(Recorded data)
--

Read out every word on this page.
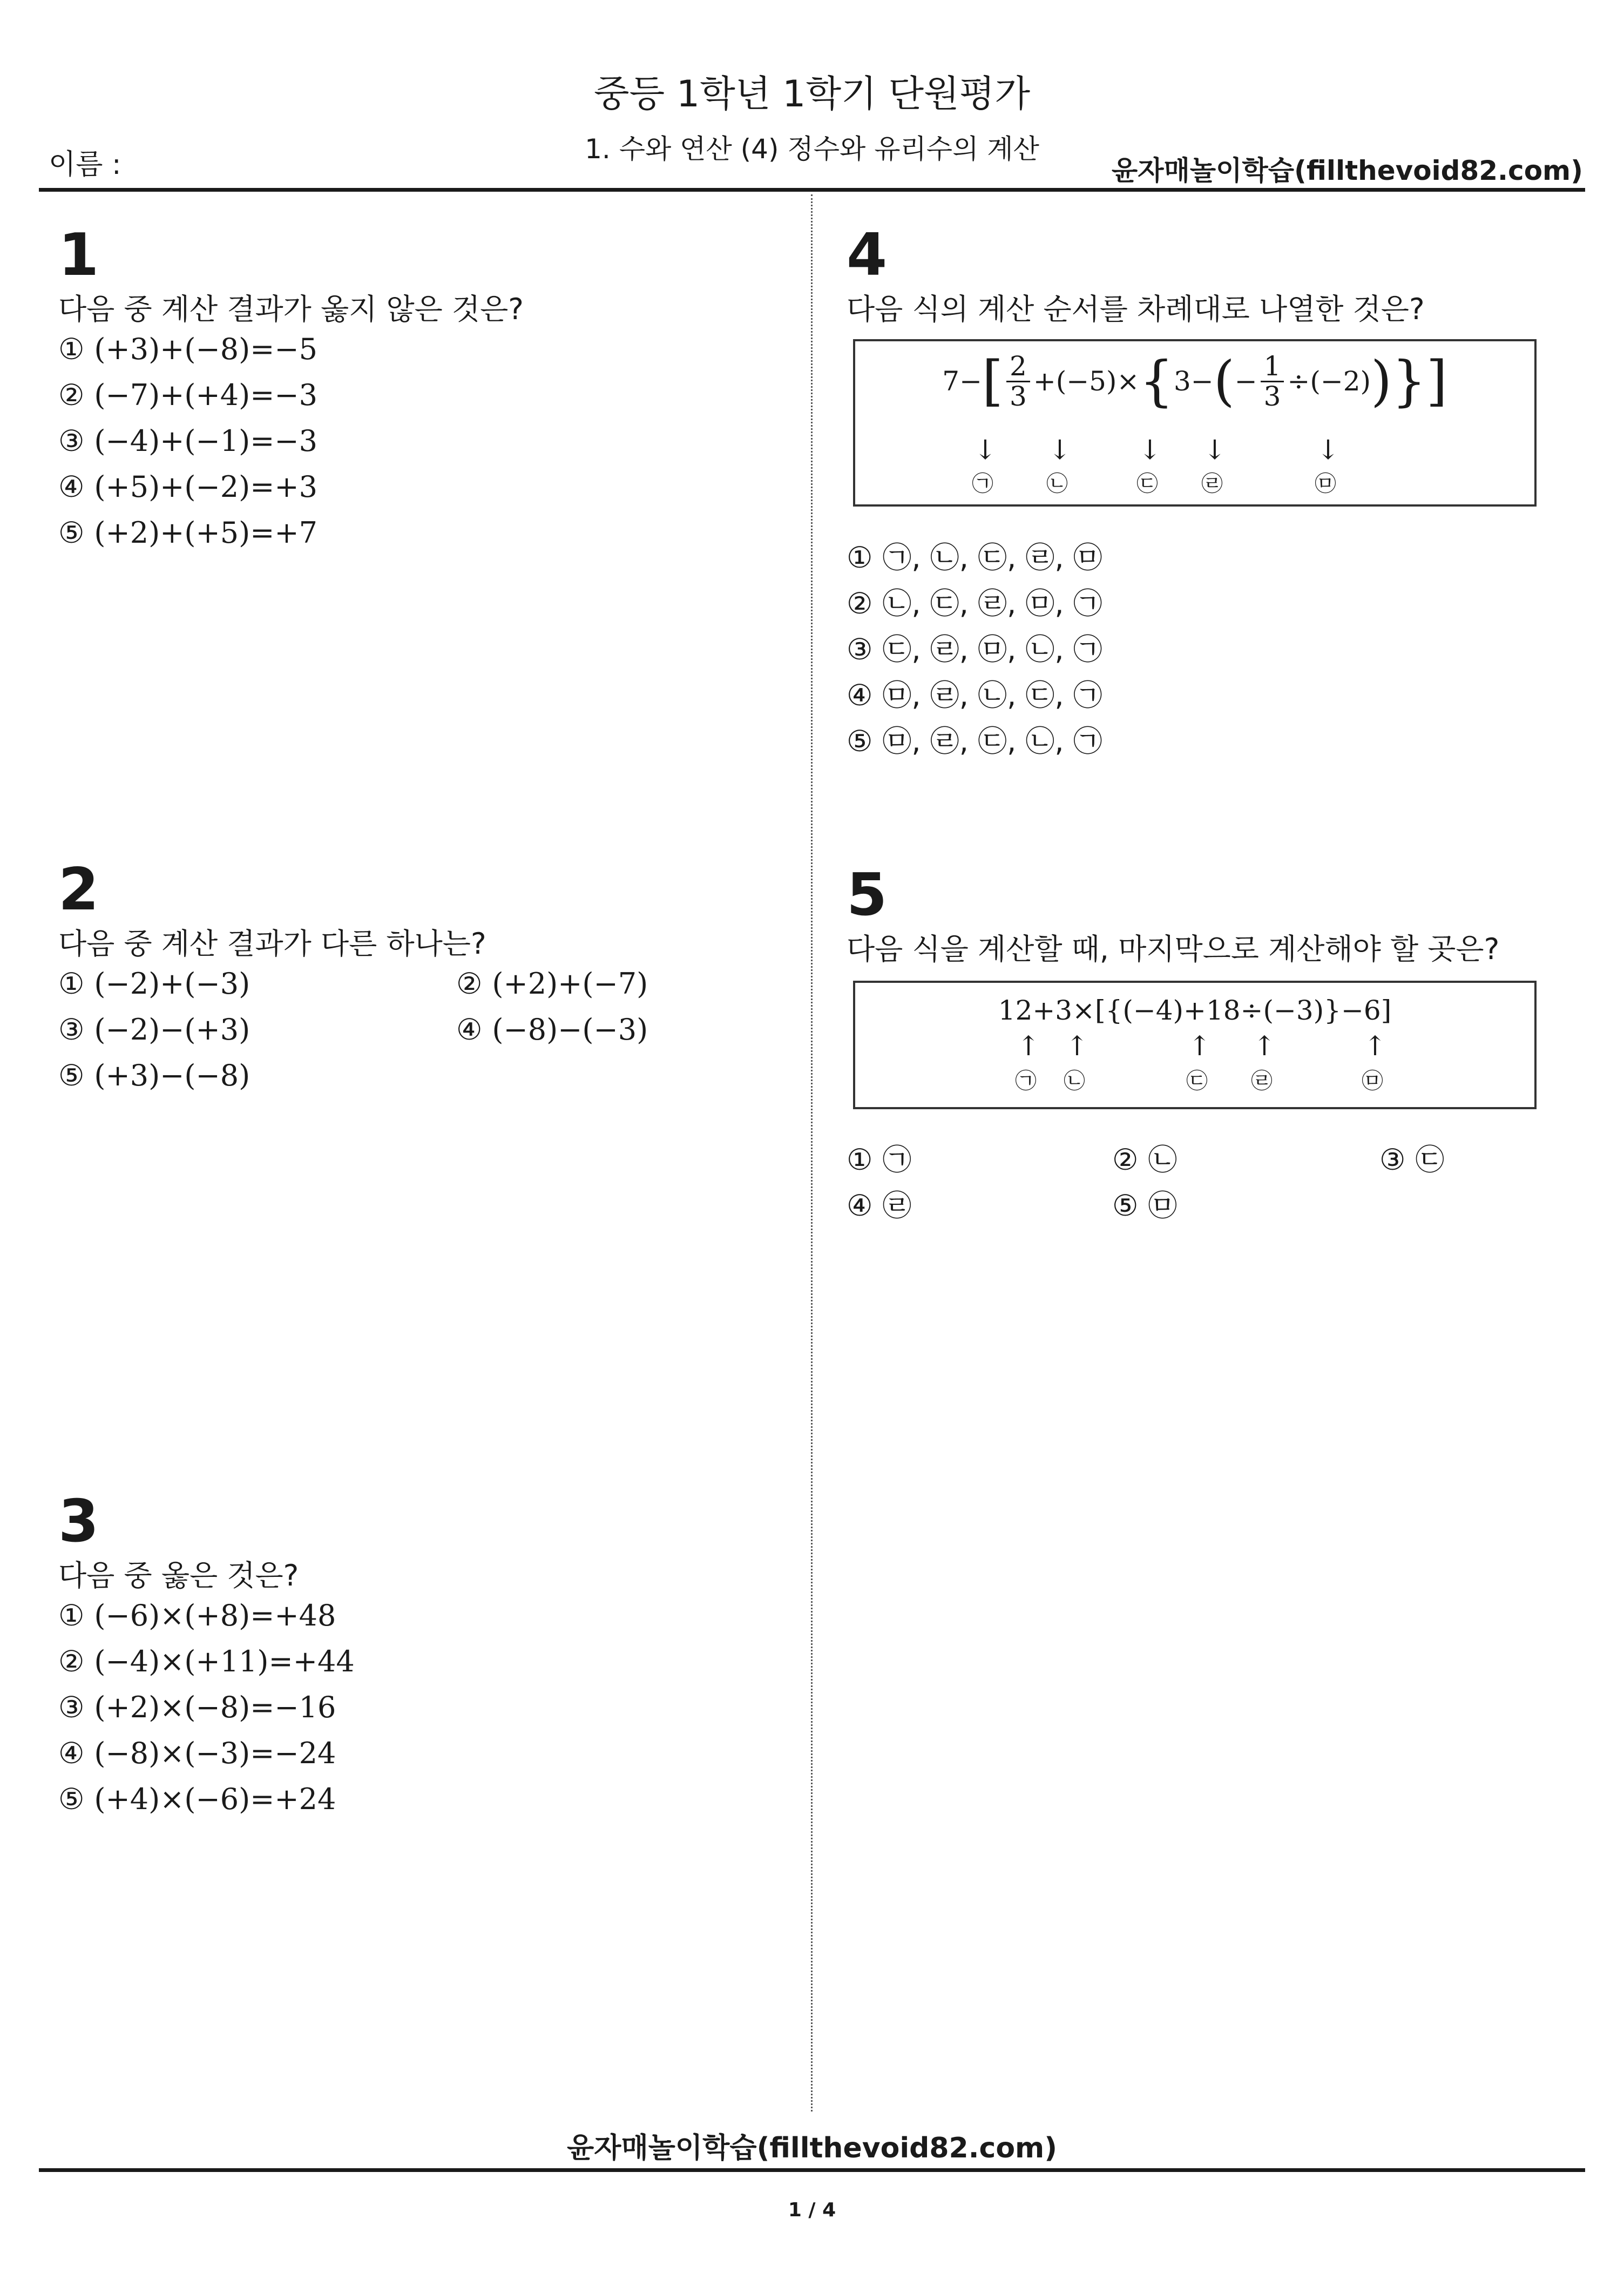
중등 1학년 1학기 단원평가
1. 수와 연산 (4) 정수와 유리수의 계산
이름 :	윤자매놀이학습(fillthevoid82.com)
1
다음 중 계산 결과가 옳지 않은 것은?
① (+3)+(−8)=−5
② (−7)+(+4)=−3
③ (−4)+(−1)=−3
④ (+5)+(−2)=+3
⑤ (+2)+(+5)=+7
2
다음 중 계산 결과가 다른 하나는?
① (−2)+(−3)	② (+2)+(−7)
③ (−2)−(+3)	④ (−8)−(−3)
⑤ (+3)−(−8)
3
다음 중 옳은 것은?
① (−6)×(+8)=+48
② (−4)×(+11)=+44
③ (+2)×(−8)=−16
④ (−8)×(−3)=−24
⑤ (+4)×(−6)=+24
4
다음 식의 계산 순서를 차례대로 나열한 것은?
7− [ $\frac{2}{3} +(-5)\times$ { 3− ( − $\frac{1}{3} \div(-2)$ ) } ]
↓ ↓	↓ ↓	↓
㉠ ㉡	㉢ ㉣	㉤
① ㉠, ㉡, ㉢, ㉣, ㉤
② ㉡, ㉢, ㉣, ㉤, ㉠
③ ㉢, ㉣, ㉤, ㉡, ㉠
④ ㉤, ㉣, ㉡, ㉢, ㉠
⑤ ㉤, ㉣, ㉢, ㉡, ㉠
5
다음 식을 계산할 때, 마지막으로 계산해야 할 곳은?
12+3×[{(−4)+18÷(−3)}−6]
↑ ↑	↑ ↑	↑
㉠ ㉡	㉢ ㉣	㉤
① ㉠	② ㉡	③ ㉢
④ ㉣	⑤ ㉤
윤자매놀이학습(fillthevoid82.com)
1 / 4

--

Find "윤자매놀이학습". Copy every line it occurs in.

이름 :	윤자매놀이학습(fillthevoid82.com)
윤자매놀이학습(fillthevoid82.com)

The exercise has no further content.